Recorded data:
========
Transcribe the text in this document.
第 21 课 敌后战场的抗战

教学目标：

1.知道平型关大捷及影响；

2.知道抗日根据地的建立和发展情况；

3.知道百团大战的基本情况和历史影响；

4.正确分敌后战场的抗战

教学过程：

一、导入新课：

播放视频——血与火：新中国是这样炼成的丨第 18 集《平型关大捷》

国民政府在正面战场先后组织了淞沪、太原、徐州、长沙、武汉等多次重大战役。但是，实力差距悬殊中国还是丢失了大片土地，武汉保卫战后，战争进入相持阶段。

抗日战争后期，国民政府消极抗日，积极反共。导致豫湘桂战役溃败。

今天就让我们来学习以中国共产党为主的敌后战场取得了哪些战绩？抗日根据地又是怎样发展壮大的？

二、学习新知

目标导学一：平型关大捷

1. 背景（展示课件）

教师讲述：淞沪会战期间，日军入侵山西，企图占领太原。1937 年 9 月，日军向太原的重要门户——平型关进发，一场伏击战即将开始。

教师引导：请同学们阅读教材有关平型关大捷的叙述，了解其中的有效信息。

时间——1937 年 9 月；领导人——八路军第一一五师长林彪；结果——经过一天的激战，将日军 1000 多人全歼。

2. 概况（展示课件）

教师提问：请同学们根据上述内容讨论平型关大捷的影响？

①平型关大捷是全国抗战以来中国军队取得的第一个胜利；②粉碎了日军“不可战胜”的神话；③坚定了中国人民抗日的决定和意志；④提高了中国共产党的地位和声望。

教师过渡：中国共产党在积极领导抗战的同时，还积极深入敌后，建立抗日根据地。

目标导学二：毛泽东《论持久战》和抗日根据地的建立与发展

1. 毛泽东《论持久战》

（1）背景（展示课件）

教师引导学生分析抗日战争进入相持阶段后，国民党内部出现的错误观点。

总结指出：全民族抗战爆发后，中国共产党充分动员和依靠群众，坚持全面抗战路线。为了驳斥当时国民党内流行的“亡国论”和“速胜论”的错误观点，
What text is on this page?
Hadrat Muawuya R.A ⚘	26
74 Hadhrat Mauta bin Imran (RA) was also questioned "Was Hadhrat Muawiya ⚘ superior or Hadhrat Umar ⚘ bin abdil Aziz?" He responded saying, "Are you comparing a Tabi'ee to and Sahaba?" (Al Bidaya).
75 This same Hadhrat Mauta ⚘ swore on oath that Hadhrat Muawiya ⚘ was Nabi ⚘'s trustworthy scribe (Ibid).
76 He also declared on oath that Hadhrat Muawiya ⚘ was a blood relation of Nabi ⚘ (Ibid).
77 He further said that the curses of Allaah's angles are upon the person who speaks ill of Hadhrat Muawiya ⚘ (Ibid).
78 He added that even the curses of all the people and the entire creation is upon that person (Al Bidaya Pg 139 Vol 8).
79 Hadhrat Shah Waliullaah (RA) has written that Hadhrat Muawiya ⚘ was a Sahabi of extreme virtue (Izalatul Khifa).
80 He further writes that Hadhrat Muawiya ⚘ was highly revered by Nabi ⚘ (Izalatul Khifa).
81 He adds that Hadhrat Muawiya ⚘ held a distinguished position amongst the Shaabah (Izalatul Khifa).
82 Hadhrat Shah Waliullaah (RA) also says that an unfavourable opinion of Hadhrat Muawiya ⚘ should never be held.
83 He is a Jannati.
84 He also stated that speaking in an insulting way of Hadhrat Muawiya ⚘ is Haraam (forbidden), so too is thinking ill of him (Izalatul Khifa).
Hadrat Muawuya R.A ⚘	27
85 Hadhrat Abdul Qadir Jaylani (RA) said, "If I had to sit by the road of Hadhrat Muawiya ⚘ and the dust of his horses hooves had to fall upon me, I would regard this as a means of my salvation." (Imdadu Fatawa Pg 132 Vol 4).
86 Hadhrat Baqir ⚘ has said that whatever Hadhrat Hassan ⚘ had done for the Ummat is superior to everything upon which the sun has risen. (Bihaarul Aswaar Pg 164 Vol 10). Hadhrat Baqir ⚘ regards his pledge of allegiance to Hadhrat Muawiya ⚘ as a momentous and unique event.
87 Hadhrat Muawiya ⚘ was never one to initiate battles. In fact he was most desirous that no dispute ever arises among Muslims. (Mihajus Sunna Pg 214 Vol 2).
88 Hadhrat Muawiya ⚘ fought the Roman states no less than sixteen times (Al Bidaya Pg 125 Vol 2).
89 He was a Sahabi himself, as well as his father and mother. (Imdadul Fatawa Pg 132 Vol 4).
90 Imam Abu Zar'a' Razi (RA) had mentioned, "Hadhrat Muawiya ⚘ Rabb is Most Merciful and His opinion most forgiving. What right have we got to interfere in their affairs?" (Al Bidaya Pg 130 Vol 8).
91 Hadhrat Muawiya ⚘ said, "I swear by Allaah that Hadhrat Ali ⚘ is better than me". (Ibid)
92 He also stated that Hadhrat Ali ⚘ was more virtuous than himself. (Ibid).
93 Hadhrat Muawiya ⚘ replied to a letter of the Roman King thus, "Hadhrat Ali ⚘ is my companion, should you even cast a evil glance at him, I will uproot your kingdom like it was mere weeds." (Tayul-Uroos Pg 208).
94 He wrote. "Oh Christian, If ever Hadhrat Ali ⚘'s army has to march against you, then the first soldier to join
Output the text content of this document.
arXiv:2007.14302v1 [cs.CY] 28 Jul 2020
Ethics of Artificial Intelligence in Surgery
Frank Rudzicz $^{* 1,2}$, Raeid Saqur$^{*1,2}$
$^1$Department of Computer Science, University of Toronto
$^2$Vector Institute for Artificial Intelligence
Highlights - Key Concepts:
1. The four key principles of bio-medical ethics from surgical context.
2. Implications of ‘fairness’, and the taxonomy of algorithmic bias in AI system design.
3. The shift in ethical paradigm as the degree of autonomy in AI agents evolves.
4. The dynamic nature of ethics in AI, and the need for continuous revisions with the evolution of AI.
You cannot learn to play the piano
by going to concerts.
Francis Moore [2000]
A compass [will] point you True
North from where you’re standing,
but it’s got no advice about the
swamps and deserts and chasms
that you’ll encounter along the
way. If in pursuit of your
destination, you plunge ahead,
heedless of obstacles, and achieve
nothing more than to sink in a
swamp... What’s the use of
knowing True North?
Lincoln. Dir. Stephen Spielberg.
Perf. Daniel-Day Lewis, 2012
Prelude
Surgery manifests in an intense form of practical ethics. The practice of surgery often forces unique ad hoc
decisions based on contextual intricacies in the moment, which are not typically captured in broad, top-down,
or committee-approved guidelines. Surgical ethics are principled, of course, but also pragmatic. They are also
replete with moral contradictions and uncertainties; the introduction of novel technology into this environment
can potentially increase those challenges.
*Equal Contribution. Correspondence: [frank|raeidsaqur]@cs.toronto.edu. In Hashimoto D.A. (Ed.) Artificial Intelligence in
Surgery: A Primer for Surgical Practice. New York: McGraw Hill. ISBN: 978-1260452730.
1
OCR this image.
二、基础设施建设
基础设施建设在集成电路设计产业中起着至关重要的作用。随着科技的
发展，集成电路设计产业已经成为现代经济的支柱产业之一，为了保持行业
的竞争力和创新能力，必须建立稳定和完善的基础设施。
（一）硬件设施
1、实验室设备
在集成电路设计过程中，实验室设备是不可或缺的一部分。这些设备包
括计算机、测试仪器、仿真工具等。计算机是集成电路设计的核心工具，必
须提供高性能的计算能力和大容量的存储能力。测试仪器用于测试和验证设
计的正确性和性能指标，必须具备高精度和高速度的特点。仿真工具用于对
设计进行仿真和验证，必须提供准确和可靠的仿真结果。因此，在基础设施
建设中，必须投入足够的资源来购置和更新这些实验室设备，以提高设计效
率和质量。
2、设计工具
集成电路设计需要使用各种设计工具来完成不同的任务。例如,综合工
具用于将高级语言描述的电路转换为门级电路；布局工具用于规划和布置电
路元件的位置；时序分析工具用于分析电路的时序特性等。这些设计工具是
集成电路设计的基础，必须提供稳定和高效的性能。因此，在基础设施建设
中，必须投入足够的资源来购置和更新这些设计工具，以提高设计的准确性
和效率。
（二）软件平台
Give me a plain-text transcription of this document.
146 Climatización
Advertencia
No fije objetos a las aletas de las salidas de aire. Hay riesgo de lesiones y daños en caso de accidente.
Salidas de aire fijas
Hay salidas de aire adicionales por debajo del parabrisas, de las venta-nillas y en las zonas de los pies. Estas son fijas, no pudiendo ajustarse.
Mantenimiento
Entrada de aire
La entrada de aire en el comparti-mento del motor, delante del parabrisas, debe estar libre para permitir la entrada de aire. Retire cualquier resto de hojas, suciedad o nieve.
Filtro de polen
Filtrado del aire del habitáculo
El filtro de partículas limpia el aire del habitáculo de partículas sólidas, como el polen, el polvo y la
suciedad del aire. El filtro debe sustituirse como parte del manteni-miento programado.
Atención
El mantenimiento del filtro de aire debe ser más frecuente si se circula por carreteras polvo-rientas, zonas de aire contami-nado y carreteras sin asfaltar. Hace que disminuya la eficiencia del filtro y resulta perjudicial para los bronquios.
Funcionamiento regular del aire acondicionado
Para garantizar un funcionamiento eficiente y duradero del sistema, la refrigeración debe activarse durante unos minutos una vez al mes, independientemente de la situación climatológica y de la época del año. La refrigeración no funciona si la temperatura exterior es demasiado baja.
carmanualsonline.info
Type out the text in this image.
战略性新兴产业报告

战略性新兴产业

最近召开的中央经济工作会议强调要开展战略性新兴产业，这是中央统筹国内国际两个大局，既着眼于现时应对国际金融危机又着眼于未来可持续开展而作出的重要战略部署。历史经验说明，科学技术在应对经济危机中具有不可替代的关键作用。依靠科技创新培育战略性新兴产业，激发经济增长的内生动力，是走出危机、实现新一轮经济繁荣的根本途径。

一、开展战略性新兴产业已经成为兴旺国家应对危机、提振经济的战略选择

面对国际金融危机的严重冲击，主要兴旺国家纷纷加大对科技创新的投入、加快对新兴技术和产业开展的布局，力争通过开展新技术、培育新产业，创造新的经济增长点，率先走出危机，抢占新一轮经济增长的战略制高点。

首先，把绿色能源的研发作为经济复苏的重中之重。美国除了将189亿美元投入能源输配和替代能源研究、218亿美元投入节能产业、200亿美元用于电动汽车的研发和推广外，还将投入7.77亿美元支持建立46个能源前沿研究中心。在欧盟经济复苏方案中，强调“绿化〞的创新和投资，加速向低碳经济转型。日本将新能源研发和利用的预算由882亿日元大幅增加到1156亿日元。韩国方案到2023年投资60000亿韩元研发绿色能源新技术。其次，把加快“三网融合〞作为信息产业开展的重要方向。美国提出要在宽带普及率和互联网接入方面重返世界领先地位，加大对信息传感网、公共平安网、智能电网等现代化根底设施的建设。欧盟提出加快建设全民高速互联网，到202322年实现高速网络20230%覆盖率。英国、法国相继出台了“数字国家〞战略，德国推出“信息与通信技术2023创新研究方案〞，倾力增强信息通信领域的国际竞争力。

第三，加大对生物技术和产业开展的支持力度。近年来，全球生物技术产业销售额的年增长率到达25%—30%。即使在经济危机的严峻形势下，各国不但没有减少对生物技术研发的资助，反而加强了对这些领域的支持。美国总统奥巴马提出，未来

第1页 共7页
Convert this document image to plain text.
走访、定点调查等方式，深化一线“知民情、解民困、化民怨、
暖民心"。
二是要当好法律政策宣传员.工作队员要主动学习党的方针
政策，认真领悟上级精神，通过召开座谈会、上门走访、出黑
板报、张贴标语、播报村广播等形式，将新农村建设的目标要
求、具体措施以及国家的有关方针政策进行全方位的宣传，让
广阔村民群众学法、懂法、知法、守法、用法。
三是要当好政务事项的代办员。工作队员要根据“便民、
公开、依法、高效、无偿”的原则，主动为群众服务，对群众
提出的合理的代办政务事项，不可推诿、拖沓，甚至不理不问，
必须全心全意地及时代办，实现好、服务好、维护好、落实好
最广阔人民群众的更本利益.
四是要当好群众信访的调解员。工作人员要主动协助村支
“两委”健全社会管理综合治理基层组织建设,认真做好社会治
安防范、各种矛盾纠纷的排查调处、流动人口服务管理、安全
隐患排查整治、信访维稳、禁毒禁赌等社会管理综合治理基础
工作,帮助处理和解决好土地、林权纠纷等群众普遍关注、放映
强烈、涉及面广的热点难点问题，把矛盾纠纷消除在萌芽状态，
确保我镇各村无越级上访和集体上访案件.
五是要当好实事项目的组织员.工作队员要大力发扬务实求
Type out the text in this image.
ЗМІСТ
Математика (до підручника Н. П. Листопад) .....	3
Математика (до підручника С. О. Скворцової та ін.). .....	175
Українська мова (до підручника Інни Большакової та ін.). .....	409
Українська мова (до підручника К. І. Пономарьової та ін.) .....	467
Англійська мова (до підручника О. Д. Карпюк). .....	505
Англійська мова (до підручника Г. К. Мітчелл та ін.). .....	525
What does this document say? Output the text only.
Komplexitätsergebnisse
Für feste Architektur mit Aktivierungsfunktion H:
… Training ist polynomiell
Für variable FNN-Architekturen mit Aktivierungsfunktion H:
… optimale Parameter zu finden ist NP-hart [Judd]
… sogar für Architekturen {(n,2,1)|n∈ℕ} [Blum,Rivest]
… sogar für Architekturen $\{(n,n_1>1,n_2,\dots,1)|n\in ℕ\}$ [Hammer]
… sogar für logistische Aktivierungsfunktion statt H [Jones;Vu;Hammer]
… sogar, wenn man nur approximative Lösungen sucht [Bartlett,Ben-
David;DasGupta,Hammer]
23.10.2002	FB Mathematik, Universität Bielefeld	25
========
Your instructions:
Search the data for the word "Sahabi" and copy each line where it appears.

Exercise response:
79 Hadhrat Shah Waliullaah (RA) has written that Hadhrat Muawiya ⚘ was a Sahabi of extreme virtue (Izalatul Khifa).
89 He was a Sahabi himself, as well as his father and mother. (Imdadul Fatawa Pg 132 Vol 4).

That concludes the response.